### Information given
────────────────

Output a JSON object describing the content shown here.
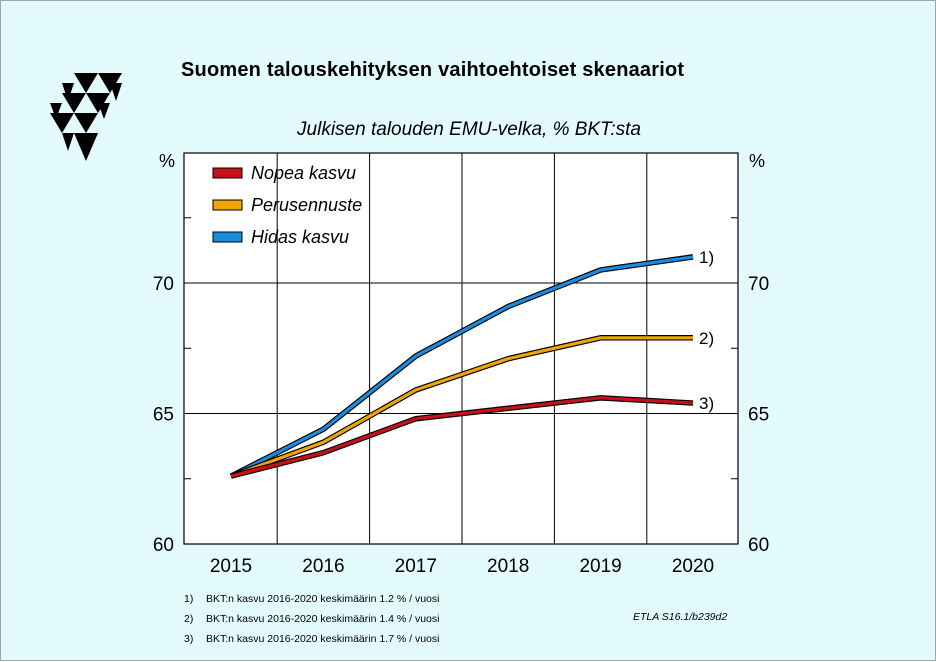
{
  "title": "Suomen talouskehityksen vaihtoehtoiset skenaariot",
  "logo_icon": "etla-triangle-logo-icon",
  "chart_data": {
    "type": "line",
    "title": "Julkisen talouden EMU-velka, % BKT:sta",
    "ylabel_left": "%",
    "ylabel_right": "%",
    "x": [
      2015,
      2016,
      2017,
      2018,
      2019,
      2020
    ],
    "ylim": [
      60,
      75
    ],
    "yticks": [
      60,
      65,
      70
    ],
    "grid": true,
    "legend_position": "top-left",
    "series": [
      {
        "name": "Nopea kasvu",
        "color": "#c8101a",
        "values": [
          62.6,
          63.5,
          64.8,
          65.2,
          65.6,
          65.4
        ],
        "end_label": "3)"
      },
      {
        "name": "Perusennuste",
        "color": "#f0a500",
        "values": [
          62.6,
          63.9,
          65.9,
          67.1,
          67.9,
          67.9
        ],
        "end_label": "2)"
      },
      {
        "name": "Hidas kasvu",
        "color": "#1a8ce0",
        "values": [
          62.6,
          64.4,
          67.2,
          69.1,
          70.5,
          71.0
        ],
        "end_label": "1)"
      }
    ]
  },
  "footnotes": [
    {
      "num": "1)",
      "text": "BKT:n kasvu 2016-2020 keskimäärin 1.2 % / vuosi"
    },
    {
      "num": "2)",
      "text": "BKT:n kasvu 2016-2020 keskimäärin 1.4 % / vuosi"
    },
    {
      "num": "3)",
      "text": "BKT:n kasvu 2016-2020 keskimäärin 1.7 % / vuosi"
    }
  ],
  "source": "ETLA S16.1/b239d2"
}
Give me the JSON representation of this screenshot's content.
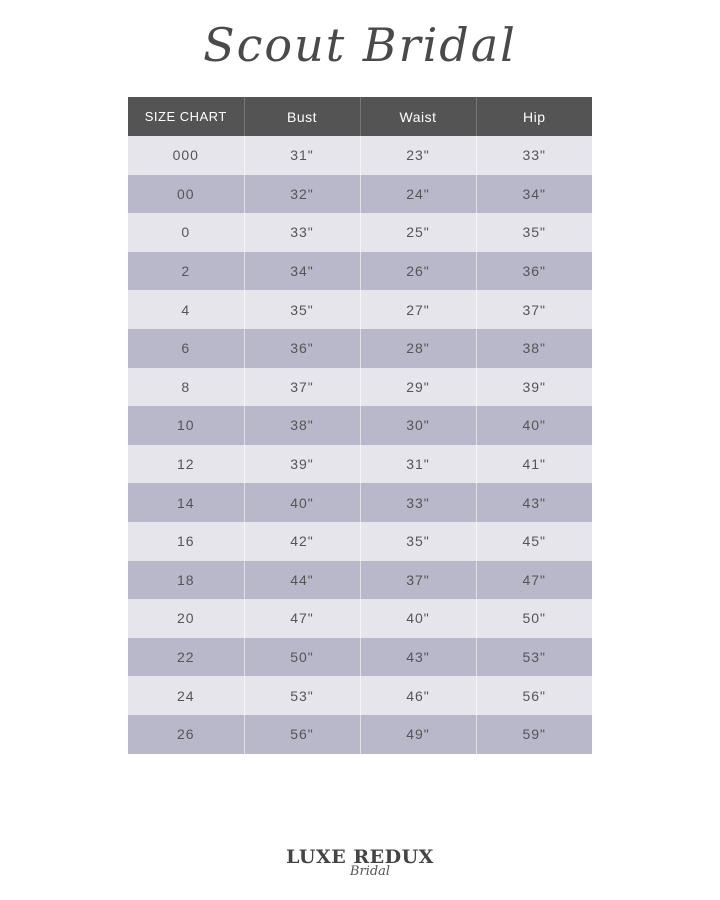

────────────────

### Exercise instructions
Leave the pictures out, and print every line of the listing exactly as written.

### The answer
Output a JSON object describing the content shown here.
{
  "title": "Suomen talouskehityksen vaihtoehtoiset skenaariot",
  "logo_icon": "etla-triangle-logo-icon",
  "chart_data": {
    "type": "line",
    "title": "Julkisen talouden EMU-velka, % BKT:sta",
    "ylabel_left": "%",
    "ylabel_right": "%",
    "x": [
      2015,
      2016,
      2017,
      2018,
      2019,
      2020
    ],
    "ylim": [
      60,
      75
    ],
    "yticks": [
      60,
      65,
      70
    ],
    "grid": true,
    "legend_position": "top-left",
    "series": [
      {
        "name": "Nopea kasvu",
        "color": "#c8101a",
        "values": [
          62.6,
          63.5,
          64.8,
          65.2,
          65.6,
          65.4
        ],
        "end_label": "3)"
      },
      {
        "name": "Perusennuste",
        "color": "#f0a500",
        "values": [
          62.6,
          63.9,
          65.9,
          67.1,
          67.9,
          67.9
        ],
        "end_label": "2)"
      },
      {
        "name": "Hidas kasvu",
        "color": "#1a8ce0",
        "values": [
          62.6,
          64.4,
          67.2,
          69.1,
          70.5,
          71.0
        ],
        "end_label": "1)"
      }
    ]
  },
  "footnotes": [
    {
      "num": "1)",
      "text": "BKT:n kasvu 2016-2020 keskimäärin 1.2 % / vuosi"
    },
    {
      "num": "2)",
      "text": "BKT:n kasvu 2016-2020 keskimäärin 1.4 % / vuosi"
    },
    {
      "num": "3)",
      "text": "BKT:n kasvu 2016-2020 keskimäärin 1.7 % / vuosi"
    }
  ],
  "source": "ETLA S16.1/b239d2"
}
Give me the JSON representation of this screenshot's content.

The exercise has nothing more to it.